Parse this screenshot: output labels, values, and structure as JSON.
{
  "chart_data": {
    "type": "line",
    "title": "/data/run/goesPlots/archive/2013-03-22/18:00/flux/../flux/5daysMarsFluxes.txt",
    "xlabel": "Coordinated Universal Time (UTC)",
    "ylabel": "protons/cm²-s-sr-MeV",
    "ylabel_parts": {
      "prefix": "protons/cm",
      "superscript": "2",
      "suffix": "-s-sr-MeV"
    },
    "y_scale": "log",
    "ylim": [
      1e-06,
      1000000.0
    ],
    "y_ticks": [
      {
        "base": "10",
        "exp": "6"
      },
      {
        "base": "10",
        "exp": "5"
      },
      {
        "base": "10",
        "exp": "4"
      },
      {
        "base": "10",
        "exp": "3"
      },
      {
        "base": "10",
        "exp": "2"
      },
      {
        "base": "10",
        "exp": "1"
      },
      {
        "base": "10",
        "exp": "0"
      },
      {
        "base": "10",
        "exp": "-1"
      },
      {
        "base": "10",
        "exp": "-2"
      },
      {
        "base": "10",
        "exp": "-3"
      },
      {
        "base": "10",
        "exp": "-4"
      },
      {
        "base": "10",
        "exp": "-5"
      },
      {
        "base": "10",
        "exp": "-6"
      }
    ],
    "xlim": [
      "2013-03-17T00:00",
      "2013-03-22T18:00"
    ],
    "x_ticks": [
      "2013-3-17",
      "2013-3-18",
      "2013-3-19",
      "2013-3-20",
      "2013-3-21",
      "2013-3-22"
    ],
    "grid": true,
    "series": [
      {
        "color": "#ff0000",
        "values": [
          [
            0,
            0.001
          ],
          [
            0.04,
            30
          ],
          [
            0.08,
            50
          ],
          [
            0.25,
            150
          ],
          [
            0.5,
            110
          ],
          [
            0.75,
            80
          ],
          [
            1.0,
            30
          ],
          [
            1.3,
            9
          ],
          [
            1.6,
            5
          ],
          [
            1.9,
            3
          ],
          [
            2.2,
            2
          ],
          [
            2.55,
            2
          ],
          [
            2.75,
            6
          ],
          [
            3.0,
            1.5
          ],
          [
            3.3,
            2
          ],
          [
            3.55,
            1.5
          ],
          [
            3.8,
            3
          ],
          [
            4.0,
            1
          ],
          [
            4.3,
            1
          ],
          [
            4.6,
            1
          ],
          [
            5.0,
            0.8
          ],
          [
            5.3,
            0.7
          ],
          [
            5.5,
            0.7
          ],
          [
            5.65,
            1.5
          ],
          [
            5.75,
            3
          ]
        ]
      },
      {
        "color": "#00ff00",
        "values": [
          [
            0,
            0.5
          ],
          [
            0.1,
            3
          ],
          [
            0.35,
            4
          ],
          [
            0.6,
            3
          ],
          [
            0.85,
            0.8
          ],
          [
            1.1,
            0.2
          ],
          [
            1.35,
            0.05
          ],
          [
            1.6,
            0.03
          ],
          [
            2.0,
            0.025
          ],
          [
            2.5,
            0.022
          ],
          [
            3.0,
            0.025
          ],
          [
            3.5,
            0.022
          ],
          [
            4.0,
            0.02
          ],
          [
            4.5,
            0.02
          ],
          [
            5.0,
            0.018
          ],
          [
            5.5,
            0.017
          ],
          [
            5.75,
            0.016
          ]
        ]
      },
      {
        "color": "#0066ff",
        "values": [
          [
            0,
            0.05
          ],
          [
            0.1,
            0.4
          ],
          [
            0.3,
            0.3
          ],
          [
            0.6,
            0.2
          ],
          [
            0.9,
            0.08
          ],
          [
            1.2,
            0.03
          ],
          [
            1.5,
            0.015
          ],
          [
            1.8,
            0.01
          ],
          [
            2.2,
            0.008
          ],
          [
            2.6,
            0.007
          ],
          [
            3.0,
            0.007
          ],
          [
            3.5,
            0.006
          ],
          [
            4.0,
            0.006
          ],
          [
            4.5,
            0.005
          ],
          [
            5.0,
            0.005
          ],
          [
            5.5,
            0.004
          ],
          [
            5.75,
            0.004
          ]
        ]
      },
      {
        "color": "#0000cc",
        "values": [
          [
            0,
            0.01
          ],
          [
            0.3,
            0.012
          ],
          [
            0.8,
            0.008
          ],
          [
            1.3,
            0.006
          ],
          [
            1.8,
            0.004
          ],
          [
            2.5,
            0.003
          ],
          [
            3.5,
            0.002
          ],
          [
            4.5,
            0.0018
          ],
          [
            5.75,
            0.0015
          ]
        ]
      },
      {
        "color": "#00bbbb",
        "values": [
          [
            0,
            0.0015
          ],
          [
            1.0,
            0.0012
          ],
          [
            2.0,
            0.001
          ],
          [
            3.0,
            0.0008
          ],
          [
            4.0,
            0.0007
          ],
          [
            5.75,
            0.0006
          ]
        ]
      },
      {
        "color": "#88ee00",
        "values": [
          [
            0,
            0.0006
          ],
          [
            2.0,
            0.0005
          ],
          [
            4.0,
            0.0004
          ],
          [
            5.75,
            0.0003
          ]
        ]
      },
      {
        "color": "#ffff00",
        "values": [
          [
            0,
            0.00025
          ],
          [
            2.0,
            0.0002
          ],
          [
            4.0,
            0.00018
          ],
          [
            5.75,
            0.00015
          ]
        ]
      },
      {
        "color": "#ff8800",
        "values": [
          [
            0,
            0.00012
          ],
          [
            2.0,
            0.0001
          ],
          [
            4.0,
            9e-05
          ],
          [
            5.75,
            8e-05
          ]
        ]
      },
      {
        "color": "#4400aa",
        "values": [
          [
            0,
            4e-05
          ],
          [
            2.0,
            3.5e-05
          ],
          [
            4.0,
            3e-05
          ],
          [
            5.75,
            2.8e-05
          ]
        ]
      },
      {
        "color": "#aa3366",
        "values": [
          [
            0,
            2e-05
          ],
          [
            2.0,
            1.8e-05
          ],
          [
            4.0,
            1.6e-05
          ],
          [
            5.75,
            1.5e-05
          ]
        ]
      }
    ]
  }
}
_ _ _ _ _
Output the records verbatim, from the first line to the last.

Parse this screenshot: output labels, values, and structure as JSON.
{
  "chart_data": {
    "type": "line",
    "title": "/data/run/goesPlots/archive/2013-03-22/18:00/flux/../flux/5daysMarsFluxes.txt",
    "xlabel": "Coordinated Universal Time (UTC)",
    "ylabel": "protons/cm²-s-sr-MeV",
    "ylabel_parts": {
      "prefix": "protons/cm",
      "superscript": "2",
      "suffix": "-s-sr-MeV"
    },
    "y_scale": "log",
    "ylim": [
      1e-06,
      1000000.0
    ],
    "y_ticks": [
      {
        "base": "10",
        "exp": "6"
      },
      {
        "base": "10",
        "exp": "5"
      },
      {
        "base": "10",
        "exp": "4"
      },
      {
        "base": "10",
        "exp": "3"
      },
      {
        "base": "10",
        "exp": "2"
      },
      {
        "base": "10",
        "exp": "1"
      },
      {
        "base": "10",
        "exp": "0"
      },
      {
        "base": "10",
        "exp": "-1"
      },
      {
        "base": "10",
        "exp": "-2"
      },
      {
        "base": "10",
        "exp": "-3"
      },
      {
        "base": "10",
        "exp": "-4"
      },
      {
        "base": "10",
        "exp": "-5"
      },
      {
        "base": "10",
        "exp": "-6"
      }
    ],
    "xlim": [
      "2013-03-17T00:00",
      "2013-03-22T18:00"
    ],
    "x_ticks": [
      "2013-3-17",
      "2013-3-18",
      "2013-3-19",
      "2013-3-20",
      "2013-3-21",
      "2013-3-22"
    ],
    "grid": true,
    "series": [
      {
        "color": "#ff0000",
        "values": [
          [
            0,
            0.001
          ],
          [
            0.04,
            30
          ],
          [
            0.08,
            50
          ],
          [
            0.25,
            150
          ],
          [
            0.5,
            110
          ],
          [
            0.75,
            80
          ],
          [
            1.0,
            30
          ],
          [
            1.3,
            9
          ],
          [
            1.6,
            5
          ],
          [
            1.9,
            3
          ],
          [
            2.2,
            2
          ],
          [
            2.55,
            2
          ],
          [
            2.75,
            6
          ],
          [
            3.0,
            1.5
          ],
          [
            3.3,
            2
          ],
          [
            3.55,
            1.5
          ],
          [
            3.8,
            3
          ],
          [
            4.0,
            1
          ],
          [
            4.3,
            1
          ],
          [
            4.6,
            1
          ],
          [
            5.0,
            0.8
          ],
          [
            5.3,
            0.7
          ],
          [
            5.5,
            0.7
          ],
          [
            5.65,
            1.5
          ],
          [
            5.75,
            3
          ]
        ]
      },
      {
        "color": "#00ff00",
        "values": [
          [
            0,
            0.5
          ],
          [
            0.1,
            3
          ],
          [
            0.35,
            4
          ],
          [
            0.6,
            3
          ],
          [
            0.85,
            0.8
          ],
          [
            1.1,
            0.2
          ],
          [
            1.35,
            0.05
          ],
          [
            1.6,
            0.03
          ],
          [
            2.0,
            0.025
          ],
          [
            2.5,
            0.022
          ],
          [
            3.0,
            0.025
          ],
          [
            3.5,
            0.022
          ],
          [
            4.0,
            0.02
          ],
          [
            4.5,
            0.02
          ],
          [
            5.0,
            0.018
          ],
          [
            5.5,
            0.017
          ],
          [
            5.75,
            0.016
          ]
        ]
      },
      {
        "color": "#0066ff",
        "values": [
          [
            0,
            0.05
          ],
          [
            0.1,
            0.4
          ],
          [
            0.3,
            0.3
          ],
          [
            0.6,
            0.2
          ],
          [
            0.9,
            0.08
          ],
          [
            1.2,
            0.03
          ],
          [
            1.5,
            0.015
          ],
          [
            1.8,
            0.01
          ],
          [
            2.2,
            0.008
          ],
          [
            2.6,
            0.007
          ],
          [
            3.0,
            0.007
          ],
          [
            3.5,
            0.006
          ],
          [
            4.0,
            0.006
          ],
          [
            4.5,
            0.005
          ],
          [
            5.0,
            0.005
          ],
          [
            5.5,
            0.004
          ],
          [
            5.75,
            0.004
          ]
        ]
      },
      {
        "color": "#0000cc",
        "values": [
          [
            0,
            0.01
          ],
          [
            0.3,
            0.012
          ],
          [
            0.8,
            0.008
          ],
          [
            1.3,
            0.006
          ],
          [
            1.8,
            0.004
          ],
          [
            2.5,
            0.003
          ],
          [
            3.5,
            0.002
          ],
          [
            4.5,
            0.0018
          ],
          [
            5.75,
            0.0015
          ]
        ]
      },
      {
        "color": "#00bbbb",
        "values": [
          [
            0,
            0.0015
          ],
          [
            1.0,
            0.0012
          ],
          [
            2.0,
            0.001
          ],
          [
            3.0,
            0.0008
          ],
          [
            4.0,
            0.0007
          ],
          [
            5.75,
            0.0006
          ]
        ]
      },
      {
        "color": "#88ee00",
        "values": [
          [
            0,
            0.0006
          ],
          [
            2.0,
            0.0005
          ],
          [
            4.0,
            0.0004
          ],
          [
            5.75,
            0.0003
          ]
        ]
      },
      {
        "color": "#ffff00",
        "values": [
          [
            0,
            0.00025
          ],
          [
            2.0,
            0.0002
          ],
          [
            4.0,
            0.00018
          ],
          [
            5.75,
            0.00015
          ]
        ]
      },
      {
        "color": "#ff8800",
        "values": [
          [
            0,
            0.00012
          ],
          [
            2.0,
            0.0001
          ],
          [
            4.0,
            9e-05
          ],
          [
            5.75,
            8e-05
          ]
        ]
      },
      {
        "color": "#4400aa",
        "values": [
          [
            0,
            4e-05
          ],
          [
            2.0,
            3.5e-05
          ],
          [
            4.0,
            3e-05
          ],
          [
            5.75,
            2.8e-05
          ]
        ]
      },
      {
        "color": "#aa3366",
        "values": [
          [
            0,
            2e-05
          ],
          [
            2.0,
            1.8e-05
          ],
          [
            4.0,
            1.6e-05
          ],
          [
            5.75,
            1.5e-05
          ]
        ]
      }
    ]
  }
}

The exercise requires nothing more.